§ **WHAT YOU SHOULD DO**: Pictures do not belong in the copy; transcribe everything else in the records exactly.

§ **DATA SUPPLIED**:
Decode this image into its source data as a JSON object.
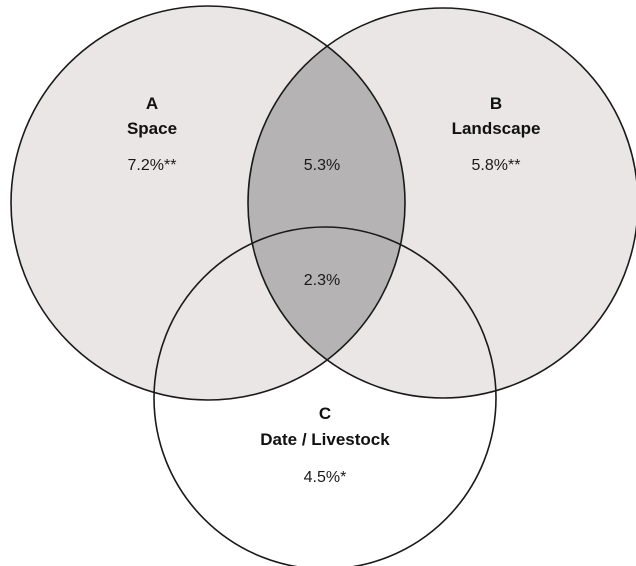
{
  "sets": {
    "a": {
      "letter": "A",
      "name": "Space",
      "value": "7.2%**"
    },
    "b": {
      "letter": "B",
      "name": "Landscape",
      "value": "5.8%**"
    },
    "c": {
      "letter": "C",
      "name": "Date / Livestock",
      "value": "4.5%*"
    }
  },
  "intersections": {
    "ab": "5.3%",
    "abc": "2.3%"
  },
  "colors": {
    "circle_fill": "#e9e6e5",
    "overlap_fill": "#b5b3b3",
    "outline": "#1a1a1a",
    "background": "#ffffff"
  }
}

§ **EXERCISE ANSWER**:
Decode this image into its source data as a JSON object.
{
  "sets": {
    "a": {
      "letter": "A",
      "name": "Space",
      "value": "7.2%**"
    },
    "b": {
      "letter": "B",
      "name": "Landscape",
      "value": "5.8%**"
    },
    "c": {
      "letter": "C",
      "name": "Date / Livestock",
      "value": "4.5%*"
    }
  },
  "intersections": {
    "ab": "5.3%",
    "abc": "2.3%"
  },
  "colors": {
    "circle_fill": "#e9e6e5",
    "overlap_fill": "#b5b3b3",
    "outline": "#1a1a1a",
    "background": "#ffffff"
  }
}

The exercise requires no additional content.